- [Exercise material]
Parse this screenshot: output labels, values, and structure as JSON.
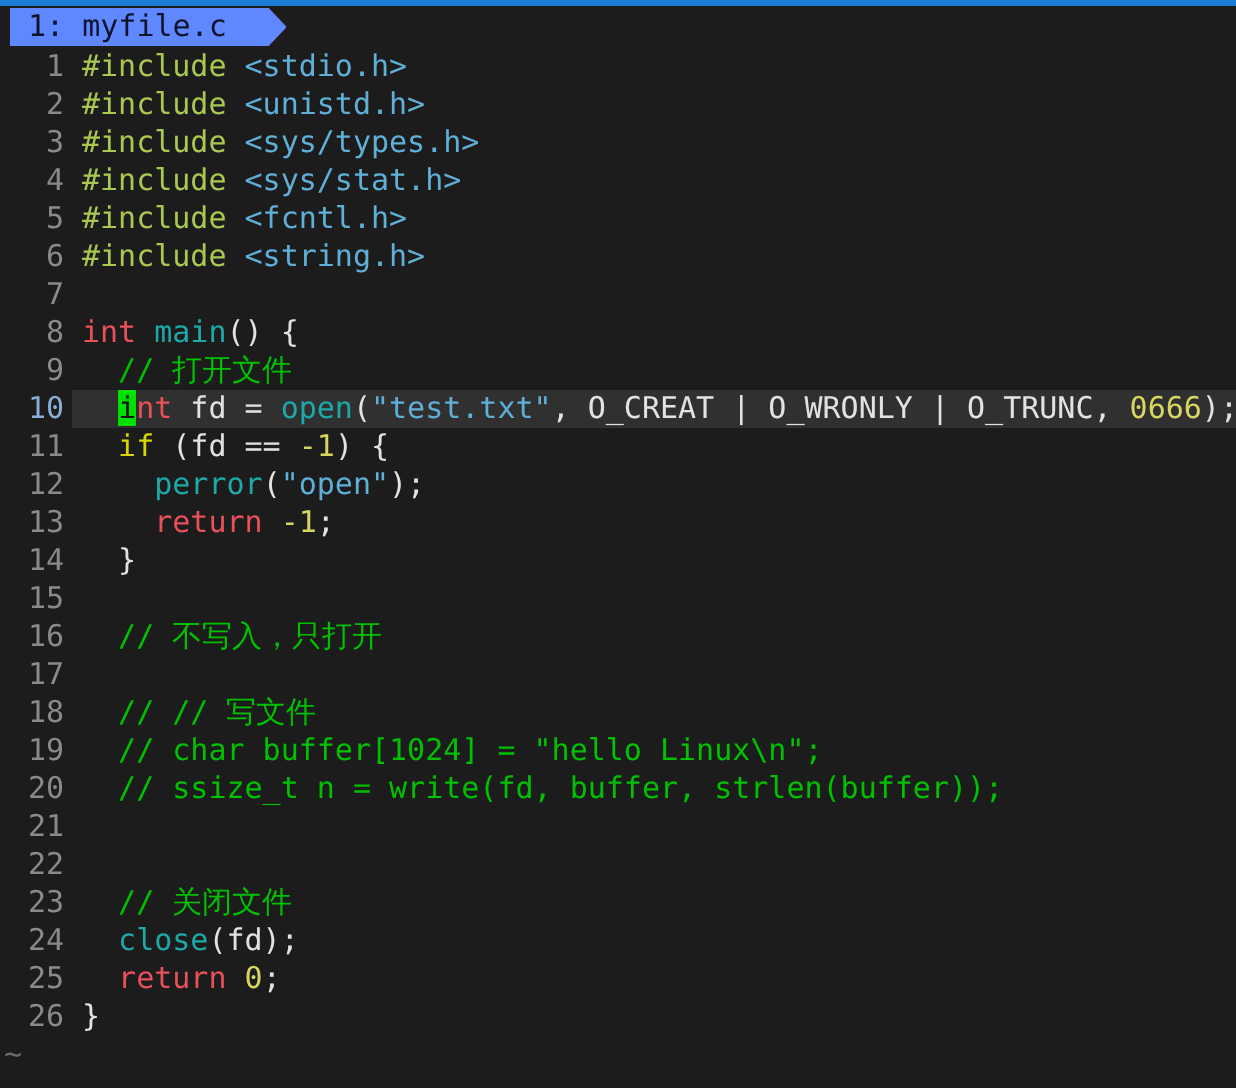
{
  "tab": {
    "label": " 1: myfile.c"
  },
  "lines": [
    {
      "number": "1",
      "selected": false,
      "tokens": [
        {
          "kind": "preproc",
          "text": "#include"
        },
        {
          "kind": "string",
          "text": " <stdio.h>"
        }
      ]
    },
    {
      "number": "2",
      "selected": false,
      "tokens": [
        {
          "kind": "preproc",
          "text": "#include"
        },
        {
          "kind": "string",
          "text": " <unistd.h>"
        }
      ]
    },
    {
      "number": "3",
      "selected": false,
      "tokens": [
        {
          "kind": "preproc",
          "text": "#include"
        },
        {
          "kind": "string",
          "text": " <sys/types.h>"
        }
      ]
    },
    {
      "number": "4",
      "selected": false,
      "tokens": [
        {
          "kind": "preproc",
          "text": "#include"
        },
        {
          "kind": "string",
          "text": " <sys/stat.h>"
        }
      ]
    },
    {
      "number": "5",
      "selected": false,
      "tokens": [
        {
          "kind": "preproc",
          "text": "#include"
        },
        {
          "kind": "string",
          "text": " <fcntl.h>"
        }
      ]
    },
    {
      "number": "6",
      "selected": false,
      "tokens": [
        {
          "kind": "preproc",
          "text": "#include"
        },
        {
          "kind": "string",
          "text": " <string.h>"
        }
      ]
    },
    {
      "number": "7",
      "selected": false
    },
    {
      "number": "8",
      "selected": false,
      "tokens": [
        {
          "kind": "type",
          "text": "int"
        },
        {
          "kind": "func",
          "text": " main"
        },
        {
          "kind": "plain",
          "text": "() {"
        }
      ]
    },
    {
      "number": "9",
      "selected": false,
      "tokens": [
        {
          "kind": "comment",
          "text": "  // 打开文件"
        }
      ]
    },
    {
      "number": "10",
      "selected": true,
      "tokens": [
        {
          "kind": "cursor",
          "text": "  i"
        },
        {
          "kind": "type",
          "text": "nt"
        },
        {
          "kind": "plain",
          "text": " fd = "
        },
        {
          "kind": "func",
          "text": "open"
        },
        {
          "kind": "plain",
          "text": "("
        },
        {
          "kind": "string",
          "text": "\"test.txt\""
        },
        {
          "kind": "plain",
          "text": ", O_CREAT | O_WRONLY | O_TRUNC, "
        },
        {
          "kind": "number",
          "text": "0666"
        },
        {
          "kind": "plain",
          "text": ");"
        }
      ]
    },
    {
      "number": "11",
      "selected": false,
      "tokens": [
        {
          "kind": "keyword",
          "text": "  if"
        },
        {
          "kind": "plain",
          "text": " (fd == "
        },
        {
          "kind": "number",
          "text": "-1"
        },
        {
          "kind": "plain",
          "text": ") {"
        }
      ]
    },
    {
      "number": "12",
      "selected": false,
      "tokens": [
        {
          "kind": "func",
          "text": "    perror"
        },
        {
          "kind": "plain",
          "text": "("
        },
        {
          "kind": "string",
          "text": "\"open\""
        },
        {
          "kind": "plain",
          "text": ");"
        }
      ]
    },
    {
      "number": "13",
      "selected": false,
      "tokens": [
        {
          "kind": "type",
          "text": "    return"
        },
        {
          "kind": "number",
          "text": " -1"
        },
        {
          "kind": "plain",
          "text": ";"
        }
      ]
    },
    {
      "number": "14",
      "selected": false,
      "tokens": [
        {
          "kind": "plain",
          "text": "  }"
        }
      ]
    },
    {
      "number": "15",
      "selected": false
    },
    {
      "number": "16",
      "selected": false,
      "tokens": [
        {
          "kind": "comment",
          "text": "  // 不写入，只打开"
        }
      ]
    },
    {
      "number": "17",
      "selected": false
    },
    {
      "number": "18",
      "selected": false,
      "tokens": [
        {
          "kind": "comment",
          "text": "  // // 写文件"
        }
      ]
    },
    {
      "number": "19",
      "selected": false,
      "tokens": [
        {
          "kind": "comment",
          "text": "  // char buffer[1024] = \"hello Linux\\n\";"
        }
      ]
    },
    {
      "number": "20",
      "selected": false,
      "tokens": [
        {
          "kind": "comment",
          "text": "  // ssize_t n = write(fd, buffer, strlen(buffer));"
        }
      ]
    },
    {
      "number": "21",
      "selected": false
    },
    {
      "number": "22",
      "selected": false
    },
    {
      "number": "23",
      "selected": false,
      "tokens": [
        {
          "kind": "comment",
          "text": "  // 关闭文件"
        }
      ]
    },
    {
      "number": "24",
      "selected": false,
      "tokens": [
        {
          "kind": "func",
          "text": "  close"
        },
        {
          "kind": "plain",
          "text": "(fd);"
        }
      ]
    },
    {
      "number": "25",
      "selected": false,
      "tokens": [
        {
          "kind": "type",
          "text": "  return"
        },
        {
          "kind": "number",
          "text": " 0"
        },
        {
          "kind": "plain",
          "text": ";"
        }
      ]
    },
    {
      "number": "26",
      "selected": false,
      "tokens": [
        {
          "kind": "plain",
          "text": "}"
        }
      ]
    }
  ],
  "filler": [
    "~"
  ]
}
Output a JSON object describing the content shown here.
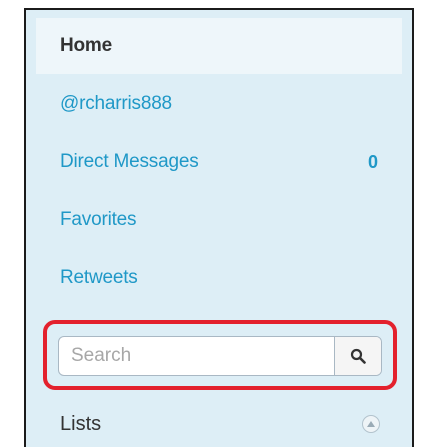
{
  "sidebar": {
    "items": [
      {
        "label": "Home",
        "active": true
      },
      {
        "label": "@rcharris888"
      },
      {
        "label": "Direct Messages",
        "count": "0"
      },
      {
        "label": "Favorites"
      },
      {
        "label": "Retweets"
      }
    ],
    "search": {
      "placeholder": "Search",
      "value": "",
      "button_icon": "search-icon"
    },
    "lists": {
      "label": "Lists",
      "toggle_icon": "chevron-up-icon"
    }
  },
  "colors": {
    "panel_bg": "#ddeef6",
    "link": "#1f98c7",
    "highlight_ring": "#e3212d"
  }
}
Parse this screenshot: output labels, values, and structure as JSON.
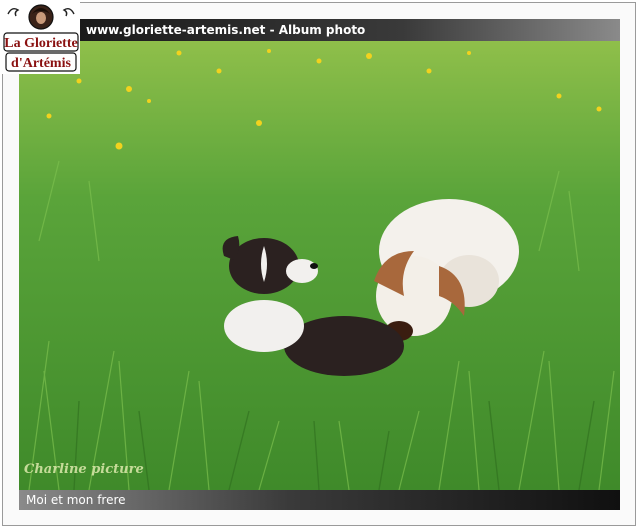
{
  "header": {
    "title": "www.gloriette-artemis.net - Album photo"
  },
  "logo": {
    "line1": "La Gloriette",
    "line2": "d'Artémis"
  },
  "photo": {
    "watermark": "Charline picture"
  },
  "caption": {
    "text": "Moi et mon frere"
  },
  "colors": {
    "grass": "#5aa43a",
    "header_bg": "#2a2a2a",
    "footer_bg": "#3a3a3a",
    "text": "#ffffff"
  }
}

- [Exercise requirements]
Print the full listing exactly, dropping the pictures.

- [Problem solution]
Parse this screenshot: output labels, values, and structure as JSON.
{
  "tab": {
    "label": " 1: myfile.c"
  },
  "lines": [
    {
      "number": "1",
      "selected": false,
      "tokens": [
        {
          "kind": "preproc",
          "text": "#include"
        },
        {
          "kind": "string",
          "text": " <stdio.h>"
        }
      ]
    },
    {
      "number": "2",
      "selected": false,
      "tokens": [
        {
          "kind": "preproc",
          "text": "#include"
        },
        {
          "kind": "string",
          "text": " <unistd.h>"
        }
      ]
    },
    {
      "number": "3",
      "selected": false,
      "tokens": [
        {
          "kind": "preproc",
          "text": "#include"
        },
        {
          "kind": "string",
          "text": " <sys/types.h>"
        }
      ]
    },
    {
      "number": "4",
      "selected": false,
      "tokens": [
        {
          "kind": "preproc",
          "text": "#include"
        },
        {
          "kind": "string",
          "text": " <sys/stat.h>"
        }
      ]
    },
    {
      "number": "5",
      "selected": false,
      "tokens": [
        {
          "kind": "preproc",
          "text": "#include"
        },
        {
          "kind": "string",
          "text": " <fcntl.h>"
        }
      ]
    },
    {
      "number": "6",
      "selected": false,
      "tokens": [
        {
          "kind": "preproc",
          "text": "#include"
        },
        {
          "kind": "string",
          "text": " <string.h>"
        }
      ]
    },
    {
      "number": "7",
      "selected": false
    },
    {
      "number": "8",
      "selected": false,
      "tokens": [
        {
          "kind": "type",
          "text": "int"
        },
        {
          "kind": "func",
          "text": " main"
        },
        {
          "kind": "plain",
          "text": "() {"
        }
      ]
    },
    {
      "number": "9",
      "selected": false,
      "tokens": [
        {
          "kind": "comment",
          "text": "  // 打开文件"
        }
      ]
    },
    {
      "number": "10",
      "selected": true,
      "tokens": [
        {
          "kind": "cursor",
          "text": "  i"
        },
        {
          "kind": "type",
          "text": "nt"
        },
        {
          "kind": "plain",
          "text": " fd = "
        },
        {
          "kind": "func",
          "text": "open"
        },
        {
          "kind": "plain",
          "text": "("
        },
        {
          "kind": "string",
          "text": "\"test.txt\""
        },
        {
          "kind": "plain",
          "text": ", O_CREAT | O_WRONLY | O_TRUNC, "
        },
        {
          "kind": "number",
          "text": "0666"
        },
        {
          "kind": "plain",
          "text": ");"
        }
      ]
    },
    {
      "number": "11",
      "selected": false,
      "tokens": [
        {
          "kind": "keyword",
          "text": "  if"
        },
        {
          "kind": "plain",
          "text": " (fd == "
        },
        {
          "kind": "number",
          "text": "-1"
        },
        {
          "kind": "plain",
          "text": ") {"
        }
      ]
    },
    {
      "number": "12",
      "selected": false,
      "tokens": [
        {
          "kind": "func",
          "text": "    perror"
        },
        {
          "kind": "plain",
          "text": "("
        },
        {
          "kind": "string",
          "text": "\"open\""
        },
        {
          "kind": "plain",
          "text": ");"
        }
      ]
    },
    {
      "number": "13",
      "selected": false,
      "tokens": [
        {
          "kind": "type",
          "text": "    return"
        },
        {
          "kind": "number",
          "text": " -1"
        },
        {
          "kind": "plain",
          "text": ";"
        }
      ]
    },
    {
      "number": "14",
      "selected": false,
      "tokens": [
        {
          "kind": "plain",
          "text": "  }"
        }
      ]
    },
    {
      "number": "15",
      "selected": false
    },
    {
      "number": "16",
      "selected": false,
      "tokens": [
        {
          "kind": "comment",
          "text": "  // 不写入，只打开"
        }
      ]
    },
    {
      "number": "17",
      "selected": false
    },
    {
      "number": "18",
      "selected": false,
      "tokens": [
        {
          "kind": "comment",
          "text": "  // // 写文件"
        }
      ]
    },
    {
      "number": "19",
      "selected": false,
      "tokens": [
        {
          "kind": "comment",
          "text": "  // char buffer[1024] = \"hello Linux\\n\";"
        }
      ]
    },
    {
      "number": "20",
      "selected": false,
      "tokens": [
        {
          "kind": "comment",
          "text": "  // ssize_t n = write(fd, buffer, strlen(buffer));"
        }
      ]
    },
    {
      "number": "21",
      "selected": false
    },
    {
      "number": "22",
      "selected": false
    },
    {
      "number": "23",
      "selected": false,
      "tokens": [
        {
          "kind": "comment",
          "text": "  // 关闭文件"
        }
      ]
    },
    {
      "number": "24",
      "selected": false,
      "tokens": [
        {
          "kind": "func",
          "text": "  close"
        },
        {
          "kind": "plain",
          "text": "(fd);"
        }
      ]
    },
    {
      "number": "25",
      "selected": false,
      "tokens": [
        {
          "kind": "type",
          "text": "  return"
        },
        {
          "kind": "number",
          "text": " 0"
        },
        {
          "kind": "plain",
          "text": ";"
        }
      ]
    },
    {
      "number": "26",
      "selected": false,
      "tokens": [
        {
          "kind": "plain",
          "text": "}"
        }
      ]
    }
  ],
  "filler": [
    "~"
  ]
}
Output a JSON object describing the content shown here.
{
  "sidebar": {
    "items": [
      {
        "label": "Home",
        "active": true
      },
      {
        "label": "@rcharris888"
      },
      {
        "label": "Direct Messages",
        "count": "0"
      },
      {
        "label": "Favorites"
      },
      {
        "label": "Retweets"
      }
    ],
    "search": {
      "placeholder": "Search",
      "value": "",
      "button_icon": "search-icon"
    },
    "lists": {
      "label": "Lists",
      "toggle_icon": "chevron-up-icon"
    }
  },
  "colors": {
    "panel_bg": "#ddeef6",
    "link": "#1f98c7",
    "highlight_ring": "#e3212d"
  }
}
Parse this screenshot: output labels, values, and structure as JSON.
{
  "header": {
    "title": "www.gloriette-artemis.net - Album photo"
  },
  "logo": {
    "line1": "La Gloriette",
    "line2": "d'Artémis"
  },
  "photo": {
    "watermark": "Charline picture"
  },
  "caption": {
    "text": "Moi et mon frere"
  },
  "colors": {
    "grass": "#5aa43a",
    "header_bg": "#2a2a2a",
    "footer_bg": "#3a3a3a",
    "text": "#ffffff"
  }
}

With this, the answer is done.